- _Exercise instructions_:
Copy the data below exactly, omitting any picture it contains.

[Records from a dataset]
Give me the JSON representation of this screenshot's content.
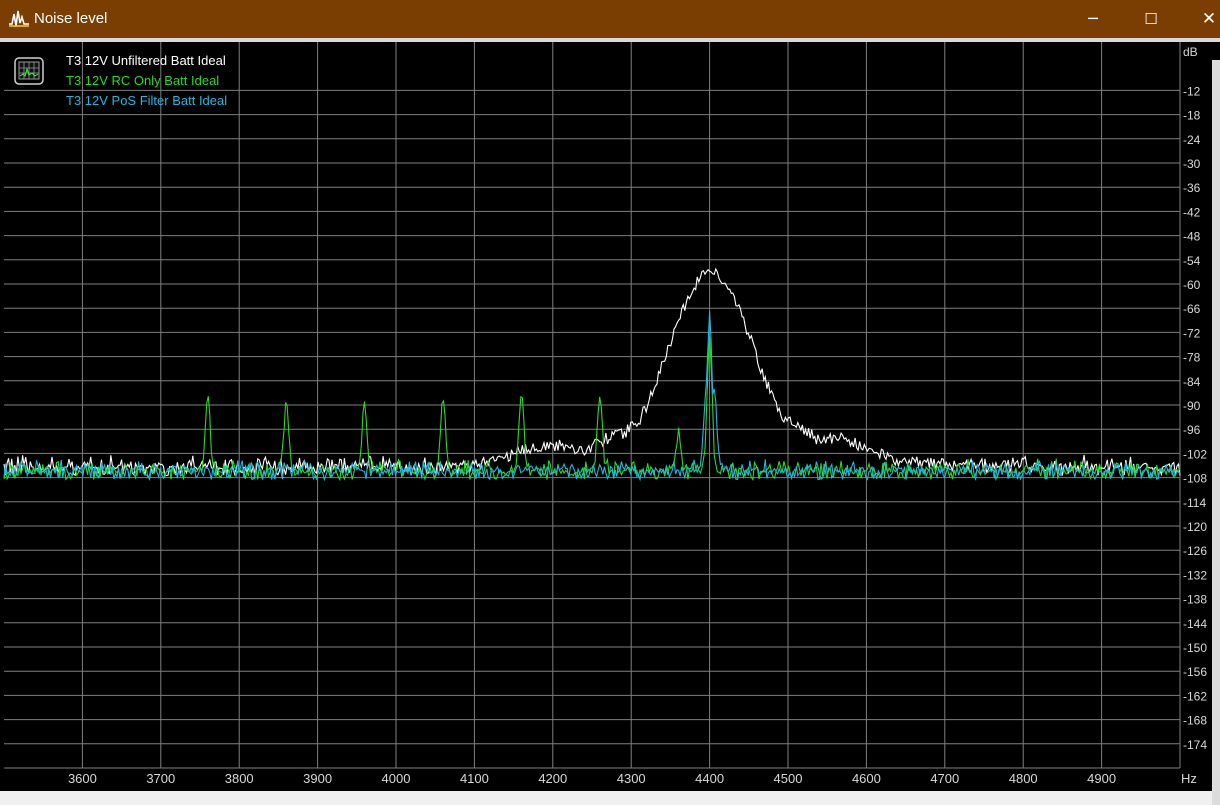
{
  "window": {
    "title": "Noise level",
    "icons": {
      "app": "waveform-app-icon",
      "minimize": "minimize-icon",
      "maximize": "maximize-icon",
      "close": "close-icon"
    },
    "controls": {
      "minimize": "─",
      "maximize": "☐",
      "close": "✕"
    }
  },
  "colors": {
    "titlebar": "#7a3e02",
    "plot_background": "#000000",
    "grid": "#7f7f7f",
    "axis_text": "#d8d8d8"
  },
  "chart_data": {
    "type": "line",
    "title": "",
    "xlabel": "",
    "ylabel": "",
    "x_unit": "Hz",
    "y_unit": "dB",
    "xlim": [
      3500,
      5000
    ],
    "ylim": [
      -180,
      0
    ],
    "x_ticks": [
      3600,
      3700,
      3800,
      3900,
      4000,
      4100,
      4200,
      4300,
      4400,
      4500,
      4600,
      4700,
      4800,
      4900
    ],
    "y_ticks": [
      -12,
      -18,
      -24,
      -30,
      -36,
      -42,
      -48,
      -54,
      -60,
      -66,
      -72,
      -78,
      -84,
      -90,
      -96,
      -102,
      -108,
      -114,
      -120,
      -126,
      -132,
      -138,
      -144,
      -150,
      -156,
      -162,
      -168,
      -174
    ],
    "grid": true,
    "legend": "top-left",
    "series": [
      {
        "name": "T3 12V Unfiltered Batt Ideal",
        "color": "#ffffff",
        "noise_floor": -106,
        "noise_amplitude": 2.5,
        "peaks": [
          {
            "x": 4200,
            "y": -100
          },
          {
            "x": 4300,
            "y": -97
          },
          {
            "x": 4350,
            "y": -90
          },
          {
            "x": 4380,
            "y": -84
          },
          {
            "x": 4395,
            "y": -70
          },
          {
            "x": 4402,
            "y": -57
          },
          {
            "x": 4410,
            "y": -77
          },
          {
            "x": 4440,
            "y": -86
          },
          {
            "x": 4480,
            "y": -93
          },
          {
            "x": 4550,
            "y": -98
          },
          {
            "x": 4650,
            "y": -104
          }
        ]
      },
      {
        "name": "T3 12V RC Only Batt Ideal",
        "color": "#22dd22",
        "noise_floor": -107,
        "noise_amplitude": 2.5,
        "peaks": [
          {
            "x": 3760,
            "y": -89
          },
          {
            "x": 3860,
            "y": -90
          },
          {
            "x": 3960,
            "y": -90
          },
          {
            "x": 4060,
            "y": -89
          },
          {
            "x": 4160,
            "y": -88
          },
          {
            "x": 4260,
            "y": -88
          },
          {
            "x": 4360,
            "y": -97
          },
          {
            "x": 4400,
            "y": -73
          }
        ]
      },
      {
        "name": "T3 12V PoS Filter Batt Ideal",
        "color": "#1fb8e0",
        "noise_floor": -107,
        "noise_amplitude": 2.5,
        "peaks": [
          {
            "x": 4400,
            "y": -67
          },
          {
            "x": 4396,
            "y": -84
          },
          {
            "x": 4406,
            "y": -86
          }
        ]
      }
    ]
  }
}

- _Result_:
Give me the JSON representation of this screenshot's content.
{
  "window": {
    "title": "Noise level",
    "icons": {
      "app": "waveform-app-icon",
      "minimize": "minimize-icon",
      "maximize": "maximize-icon",
      "close": "close-icon"
    },
    "controls": {
      "minimize": "─",
      "maximize": "☐",
      "close": "✕"
    }
  },
  "colors": {
    "titlebar": "#7a3e02",
    "plot_background": "#000000",
    "grid": "#7f7f7f",
    "axis_text": "#d8d8d8"
  },
  "chart_data": {
    "type": "line",
    "title": "",
    "xlabel": "",
    "ylabel": "",
    "x_unit": "Hz",
    "y_unit": "dB",
    "xlim": [
      3500,
      5000
    ],
    "ylim": [
      -180,
      0
    ],
    "x_ticks": [
      3600,
      3700,
      3800,
      3900,
      4000,
      4100,
      4200,
      4300,
      4400,
      4500,
      4600,
      4700,
      4800,
      4900
    ],
    "y_ticks": [
      -12,
      -18,
      -24,
      -30,
      -36,
      -42,
      -48,
      -54,
      -60,
      -66,
      -72,
      -78,
      -84,
      -90,
      -96,
      -102,
      -108,
      -114,
      -120,
      -126,
      -132,
      -138,
      -144,
      -150,
      -156,
      -162,
      -168,
      -174
    ],
    "grid": true,
    "legend": "top-left",
    "series": [
      {
        "name": "T3 12V Unfiltered Batt Ideal",
        "color": "#ffffff",
        "noise_floor": -106,
        "noise_amplitude": 2.5,
        "peaks": [
          {
            "x": 4200,
            "y": -100
          },
          {
            "x": 4300,
            "y": -97
          },
          {
            "x": 4350,
            "y": -90
          },
          {
            "x": 4380,
            "y": -84
          },
          {
            "x": 4395,
            "y": -70
          },
          {
            "x": 4402,
            "y": -57
          },
          {
            "x": 4410,
            "y": -77
          },
          {
            "x": 4440,
            "y": -86
          },
          {
            "x": 4480,
            "y": -93
          },
          {
            "x": 4550,
            "y": -98
          },
          {
            "x": 4650,
            "y": -104
          }
        ]
      },
      {
        "name": "T3 12V RC Only Batt Ideal",
        "color": "#22dd22",
        "noise_floor": -107,
        "noise_amplitude": 2.5,
        "peaks": [
          {
            "x": 3760,
            "y": -89
          },
          {
            "x": 3860,
            "y": -90
          },
          {
            "x": 3960,
            "y": -90
          },
          {
            "x": 4060,
            "y": -89
          },
          {
            "x": 4160,
            "y": -88
          },
          {
            "x": 4260,
            "y": -88
          },
          {
            "x": 4360,
            "y": -97
          },
          {
            "x": 4400,
            "y": -73
          }
        ]
      },
      {
        "name": "T3 12V PoS Filter Batt Ideal",
        "color": "#1fb8e0",
        "noise_floor": -107,
        "noise_amplitude": 2.5,
        "peaks": [
          {
            "x": 4400,
            "y": -67
          },
          {
            "x": 4396,
            "y": -84
          },
          {
            "x": 4406,
            "y": -86
          }
        ]
      }
    ]
  }
}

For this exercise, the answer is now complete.